(Extracts from a graphics dataset)
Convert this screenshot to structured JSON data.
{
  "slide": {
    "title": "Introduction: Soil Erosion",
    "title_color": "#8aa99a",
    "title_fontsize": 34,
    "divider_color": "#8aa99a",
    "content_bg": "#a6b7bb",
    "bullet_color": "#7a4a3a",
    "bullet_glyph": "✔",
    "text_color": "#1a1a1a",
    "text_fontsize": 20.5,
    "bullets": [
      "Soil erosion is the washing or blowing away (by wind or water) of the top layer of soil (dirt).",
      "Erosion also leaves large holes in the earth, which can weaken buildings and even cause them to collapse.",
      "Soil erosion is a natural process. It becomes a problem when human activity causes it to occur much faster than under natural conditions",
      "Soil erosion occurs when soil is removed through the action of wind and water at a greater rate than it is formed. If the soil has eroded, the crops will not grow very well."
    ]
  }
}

## TASK STATEMENT
Among the records above, find each line holding the string "Soil" and pull it out.

## PROBLEM SOLUTION
    "title": "Introduction: Soil Erosion",
      "Soil erosion is the washing or blowing away (by wind or water) of the top layer of soil (dirt).",
      "Soil erosion is a natural process. It becomes a problem when human activity causes it to occur much faster than under natural conditions",
      "Soil erosion occurs when soil is removed through the action of wind and water at a greater rate than it is formed. If the soil has eroded, the crops will not grow very well."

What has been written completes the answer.